Written task a:
In the listing, take the stretch from "Polygon shape (214, 452, 227, 469)" through "Ellipse shape (97, 457, 105, 465)" and substitute "Oval shape" for every "Ellipse shape". Leave everything else in those lines unchanged, and give only those lines.

May 11, 2023 • Posted in Size Effect, Strategic Allocation, Value Premium

Can investors improve long-term retirement portfolio outcomes by targeting equity factor premiums in their stock allocations? In his April 2023 paper entitled “How Targeting the Size, Value, and Profitability Premiums Can Improve Retirement Outcomes”, Mathieu Pellerin investigates whether stock portfolios that target size, value and profitability factor premiums better sustain retirement spending and generate larger bequests than those holding the broad stock market. His hypothetical investor:

  • Starts saving at 25, retires at 65 and dies at 95.
  • Initially allocates 100% to stocks, at age 45 reduces this allocation linearly to 50% at age 65 by shifting to bonds, and thereafter maintains 50%/50% stocks/bonds.

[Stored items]
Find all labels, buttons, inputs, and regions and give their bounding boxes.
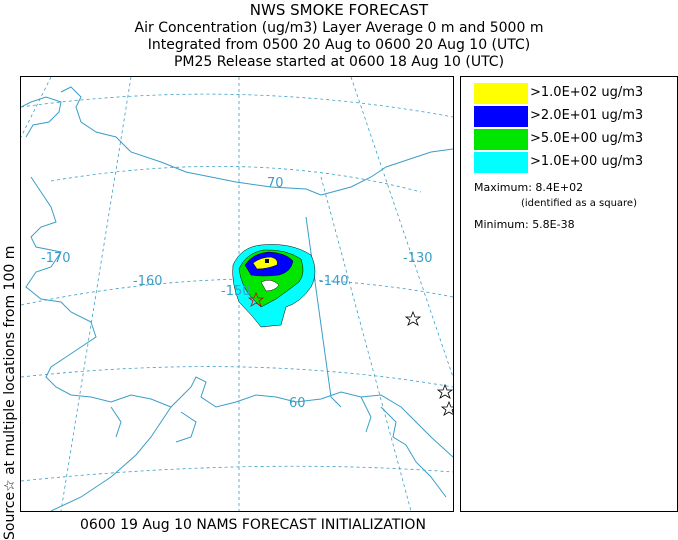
coast-segment: [320, 148, 453, 196]
longitude-label: -140: [319, 274, 349, 289]
legend-swatch-green: [474, 129, 528, 150]
source-star-icon: [404, 310, 422, 326]
source-markers: [247, 291, 265, 307]
coast-segment: [21, 96, 62, 138]
source-markers-dark: [404, 310, 453, 416]
coastline: [21, 86, 453, 511]
legend-swatch-blue: [474, 106, 528, 127]
coast-segment: [60, 86, 322, 196]
release-start: PM25 Release started at 0600 18 Aug 10 (…: [173, 54, 505, 70]
source-star-icon: [436, 383, 453, 399]
alaska-map: -170 -160 -150 -140 -130 70 60: [21, 77, 453, 511]
meridian-line: [21, 77, 52, 138]
coast-segment: [50, 406, 172, 511]
maximum-stat: Maximum: 8.4E+02: [474, 181, 583, 194]
minimum-stat: Minimum: 5.8E-38: [474, 218, 575, 231]
maximum-label: Maximum:: [474, 181, 532, 194]
graticule: [21, 77, 453, 511]
initialization-caption: 0600 19 Aug 10 NAMS FORECAST INITIALIZAT…: [80, 517, 426, 533]
parallel-line: [21, 93, 453, 118]
maximum-square-marker: [265, 259, 269, 263]
legend-label: >5.0E+00 ug/m3: [530, 131, 644, 146]
coast-segment: [25, 176, 453, 458]
source-side-label: Source☆ at multiple locations from 100 m: [2, 245, 18, 540]
integration-period: Integrated from 0500 20 Aug to 0600 20 A…: [147, 37, 531, 53]
longitude-label: -170: [41, 251, 71, 266]
plume-gap: [260, 279, 280, 292]
maximum-note: (identified as a square): [521, 198, 637, 209]
coast-segment: [360, 396, 372, 433]
legend-swatch-cyan: [474, 152, 528, 173]
concentration-subtitle: Air Concentration (ug/m3) Layer Average …: [134, 20, 544, 36]
meridian-line: [350, 77, 453, 378]
coast-segment: [110, 406, 122, 438]
legend-panel: >1.0E+02 ug/m3 >2.0E+01 ug/m3 >5.0E+00 u…: [460, 76, 678, 512]
legend-label: >1.0E+02 ug/m3: [530, 85, 644, 100]
coast-segment: [380, 406, 447, 498]
border-line: [305, 216, 342, 408]
latitude-label: 70: [267, 176, 284, 191]
latitude-label: 60: [289, 396, 306, 411]
longitude-label: -150: [221, 284, 251, 299]
smoke-plume: [232, 244, 316, 328]
parallel-line: [21, 366, 453, 388]
minimum-value: 5.8E-38: [532, 218, 575, 231]
parallel-line: [50, 165, 422, 193]
minimum-label: Minimum:: [474, 218, 529, 231]
meridian-line: [60, 77, 132, 511]
longitude-label: -130: [403, 251, 433, 266]
parallel-line: [21, 465, 453, 482]
map-panel: -170 -160 -150 -140 -130 70 60: [20, 76, 454, 512]
coast-segment: [175, 411, 197, 443]
longitude-label: -160: [133, 274, 163, 289]
forecast-title: NWS SMOKE FORECAST: [249, 1, 429, 19]
legend-label: >1.0E+00 ug/m3: [530, 154, 644, 169]
legend-swatch-yellow: [474, 83, 528, 104]
maximum-value: 8.4E+02: [535, 181, 584, 194]
meridian-line: [320, 176, 412, 511]
legend-label: >2.0E+01 ug/m3: [530, 108, 644, 123]
source-star-icon: [247, 291, 265, 307]
source-star-icon: [440, 400, 453, 416]
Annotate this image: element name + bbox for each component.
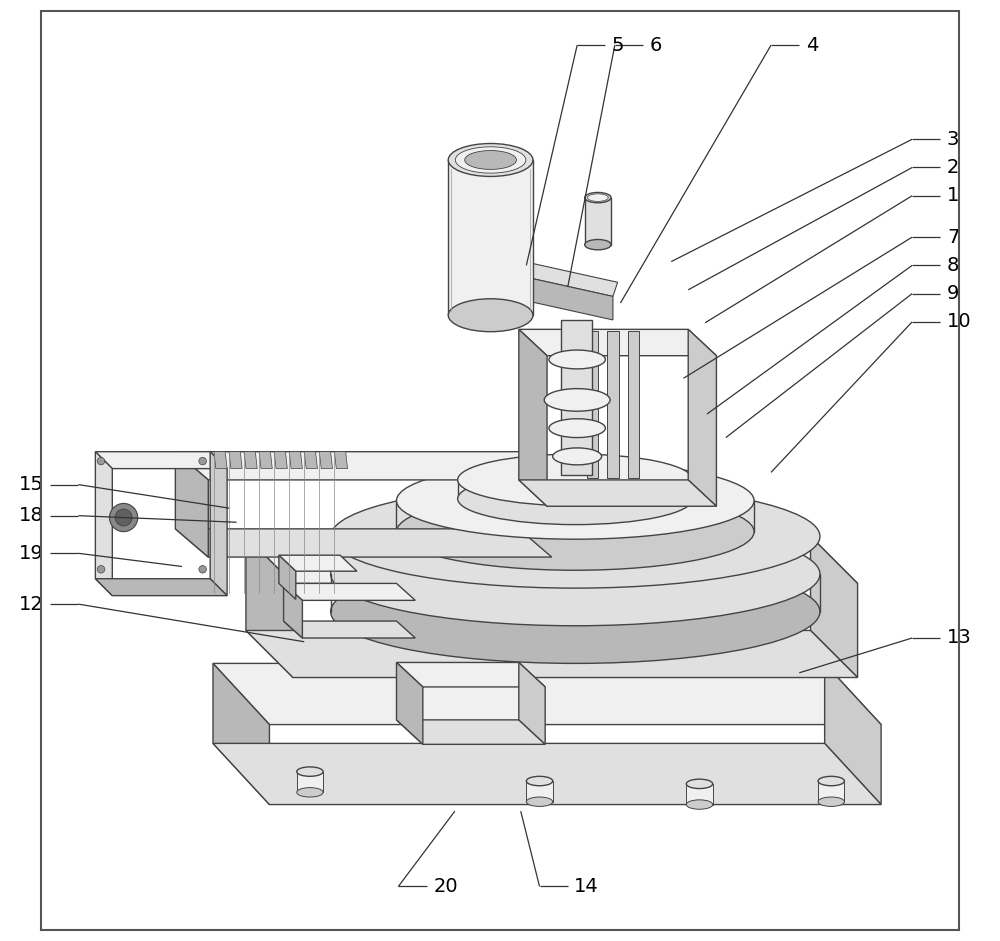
Polygon shape (214, 452, 227, 469)
Polygon shape (279, 555, 357, 571)
Polygon shape (246, 536, 858, 583)
Polygon shape (519, 329, 547, 506)
Text: 4: 4 (806, 36, 818, 55)
Polygon shape (229, 452, 242, 469)
Polygon shape (811, 536, 858, 678)
Polygon shape (244, 452, 257, 469)
Ellipse shape (585, 240, 611, 250)
Ellipse shape (297, 767, 323, 776)
Polygon shape (213, 663, 269, 805)
Ellipse shape (448, 144, 533, 177)
Text: 2: 2 (947, 158, 959, 177)
Text: 3: 3 (947, 130, 959, 149)
Ellipse shape (553, 448, 602, 465)
Polygon shape (464, 263, 613, 320)
Ellipse shape (588, 194, 608, 201)
Text: 8: 8 (947, 256, 959, 275)
Text: 10: 10 (947, 312, 972, 331)
Polygon shape (587, 331, 598, 478)
Polygon shape (396, 662, 545, 687)
Polygon shape (175, 452, 208, 557)
Polygon shape (289, 452, 302, 469)
Polygon shape (607, 331, 619, 478)
Ellipse shape (331, 560, 820, 663)
Ellipse shape (97, 457, 105, 465)
Text: 7: 7 (947, 228, 959, 247)
Polygon shape (825, 663, 881, 805)
Ellipse shape (549, 419, 605, 438)
Polygon shape (688, 329, 716, 506)
Polygon shape (284, 583, 415, 600)
Ellipse shape (297, 788, 323, 797)
Polygon shape (585, 198, 611, 245)
Text: 19: 19 (19, 544, 44, 563)
Text: 13: 13 (947, 629, 972, 647)
Polygon shape (95, 579, 227, 596)
Polygon shape (396, 720, 545, 744)
Ellipse shape (97, 566, 105, 573)
Ellipse shape (109, 503, 138, 532)
Ellipse shape (526, 797, 553, 806)
Ellipse shape (199, 457, 206, 465)
Polygon shape (519, 480, 716, 506)
Polygon shape (210, 452, 227, 596)
Polygon shape (396, 662, 423, 744)
Ellipse shape (331, 485, 820, 588)
Text: 18: 18 (19, 506, 44, 525)
Text: 15: 15 (19, 475, 44, 494)
Ellipse shape (465, 151, 516, 169)
Text: 20: 20 (433, 877, 458, 896)
Polygon shape (213, 663, 881, 725)
Polygon shape (297, 772, 323, 792)
Ellipse shape (458, 455, 693, 506)
Polygon shape (175, 452, 552, 480)
Polygon shape (526, 781, 553, 802)
Ellipse shape (396, 462, 754, 539)
Polygon shape (279, 555, 296, 599)
Text: 12: 12 (19, 595, 44, 614)
Polygon shape (561, 320, 592, 475)
Ellipse shape (544, 389, 610, 411)
Polygon shape (334, 452, 348, 469)
Ellipse shape (526, 776, 553, 786)
Polygon shape (284, 583, 302, 638)
Ellipse shape (448, 299, 533, 332)
Polygon shape (319, 452, 333, 469)
Polygon shape (448, 160, 533, 315)
Polygon shape (686, 784, 713, 805)
Ellipse shape (455, 147, 526, 173)
Polygon shape (213, 743, 881, 805)
Polygon shape (284, 621, 415, 638)
Text: 6: 6 (650, 36, 662, 55)
Polygon shape (274, 452, 287, 469)
Ellipse shape (686, 800, 713, 809)
Polygon shape (628, 331, 639, 478)
Polygon shape (246, 630, 858, 678)
Polygon shape (246, 536, 293, 678)
Polygon shape (519, 662, 545, 744)
Ellipse shape (818, 776, 844, 786)
Polygon shape (95, 452, 112, 596)
Polygon shape (95, 452, 227, 469)
Ellipse shape (331, 522, 820, 626)
Ellipse shape (549, 350, 605, 369)
Text: 5: 5 (612, 36, 624, 55)
Polygon shape (464, 249, 618, 296)
Ellipse shape (818, 797, 844, 806)
Ellipse shape (115, 509, 132, 526)
Text: 1: 1 (947, 186, 959, 205)
Polygon shape (259, 452, 272, 469)
Ellipse shape (585, 193, 611, 203)
Polygon shape (175, 529, 552, 557)
Polygon shape (519, 329, 716, 356)
Ellipse shape (686, 779, 713, 789)
Ellipse shape (396, 493, 754, 570)
Polygon shape (304, 452, 317, 469)
Polygon shape (818, 781, 844, 802)
Ellipse shape (199, 566, 206, 573)
Text: 9: 9 (947, 284, 959, 303)
Text: 14: 14 (574, 877, 599, 896)
Ellipse shape (458, 472, 693, 525)
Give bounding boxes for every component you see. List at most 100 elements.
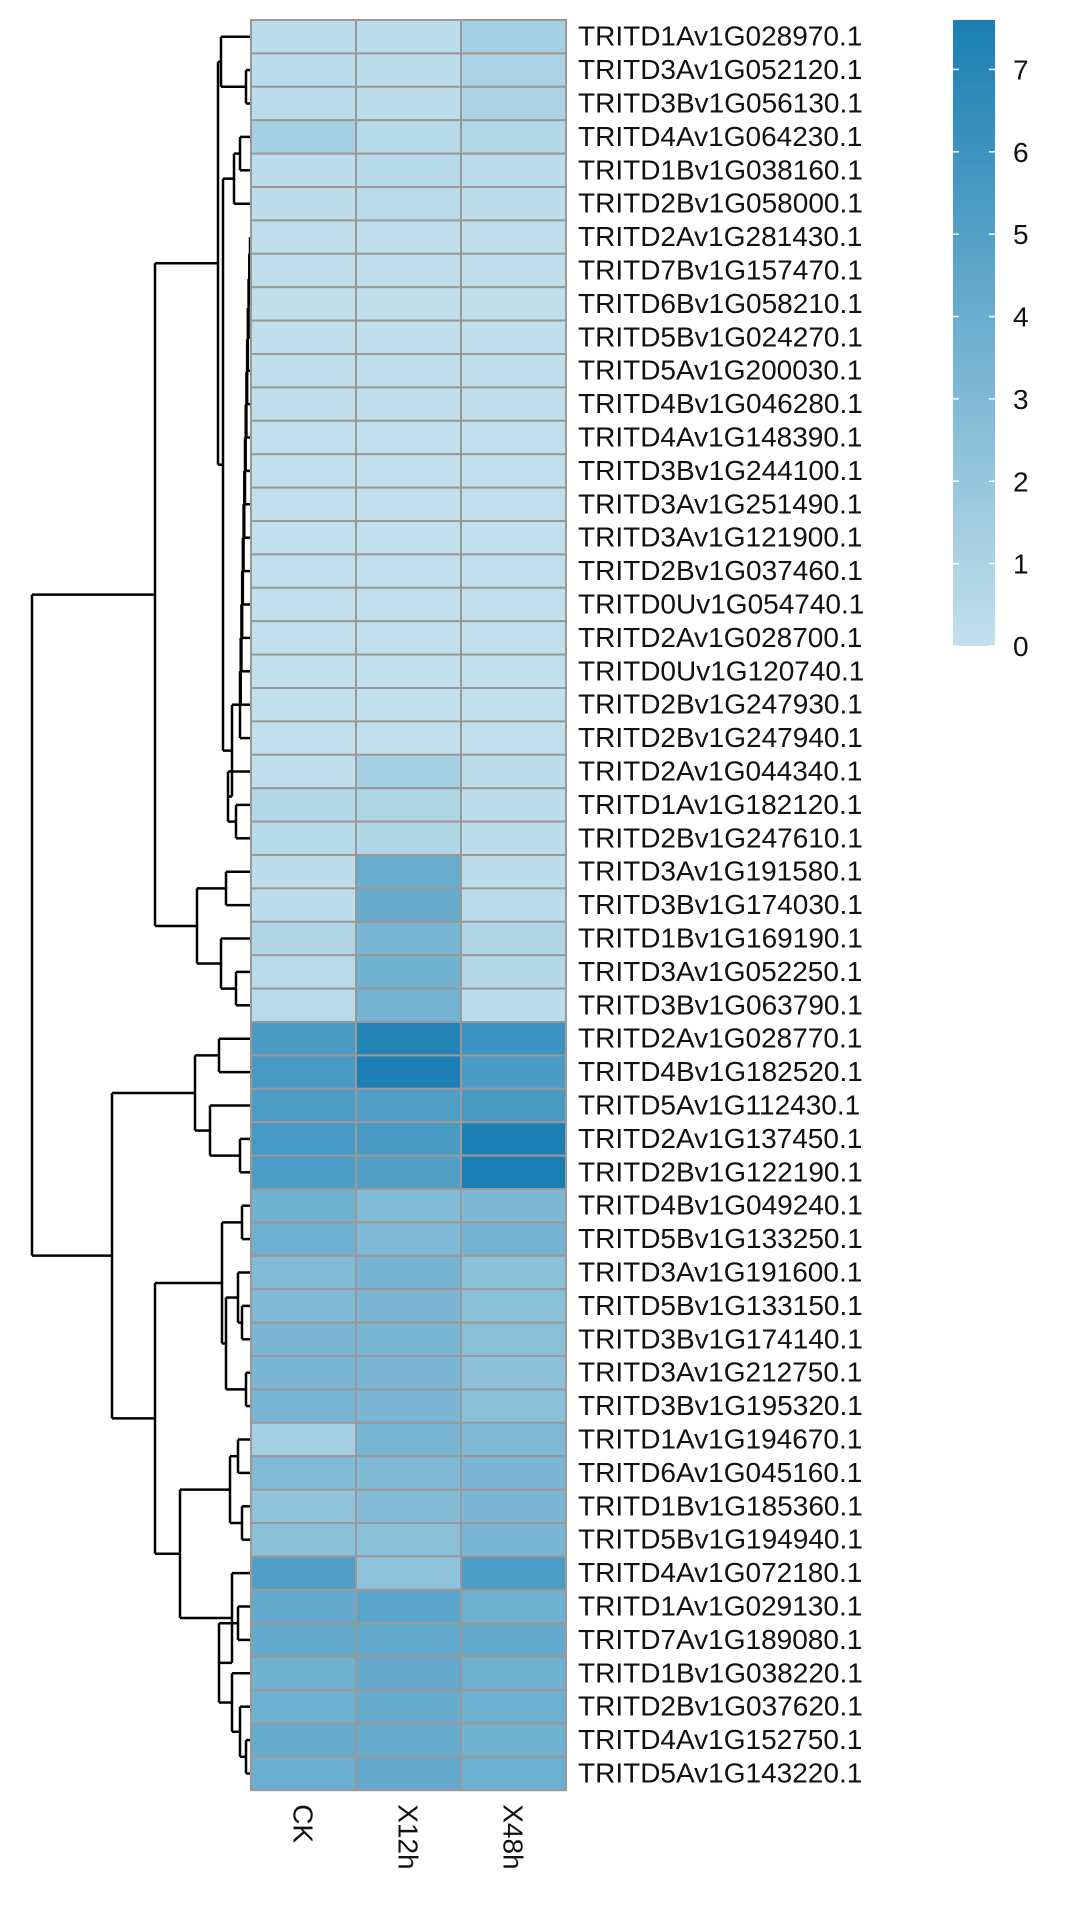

Written task b:
Quote the passage on retirement portfolios and factor premiums in full, word for word.

Full answer a:
Polygon shape (214, 452, 227, 469)
Polygon shape (279, 555, 357, 571)
Polygon shape (246, 536, 858, 583)
Polygon shape (519, 329, 547, 506)
Text: 4: 4 (806, 36, 818, 55)
Polygon shape (229, 452, 242, 469)
Polygon shape (811, 536, 858, 678)
Polygon shape (244, 452, 257, 469)
Oval shape (585, 240, 611, 250)
Oval shape (297, 767, 323, 776)
Polygon shape (213, 663, 269, 805)
Oval shape (448, 144, 533, 177)
Text: 2: 2 (947, 158, 959, 177)
Text: 3: 3 (947, 130, 959, 149)
Oval shape (553, 448, 602, 465)
Polygon shape (464, 263, 613, 320)
Oval shape (588, 194, 608, 201)
Text: 8: 8 (947, 256, 959, 275)
Text: 10: 10 (947, 312, 972, 331)
Polygon shape (587, 331, 598, 478)
Polygon shape (396, 662, 545, 687)
Polygon shape (175, 452, 208, 557)
Polygon shape (289, 452, 302, 469)
Polygon shape (607, 331, 619, 478)
Oval shape (331, 560, 820, 663)
Oval shape (97, 457, 105, 465)

Full answer b:
May 11, 2023 • Posted in Size Effect, Strategic Allocation, Value Premium

Can investors improve long-term retirement portfolio outcomes by targeting equity factor premiums in their stock allocations? In his April 2023 paper entitled “How Targeting the Size, Value, and Profitability Premiums Can Improve Retirement Outcomes”, Mathieu Pellerin investigates whether stock portfolios that target size, value and profitability factor premiums better sustain retirement spending and generate larger bequests than those holding the broad stock market. His hypothetical investor:

  • Starts saving at 25, retires at 65 and dies at 95.
  • Initially allocates 100% to stocks, at age 45 reduces this allocation linearly to 50% at age 65 by shifting to bonds, and thereafter maintains 50%/50% stocks/bonds.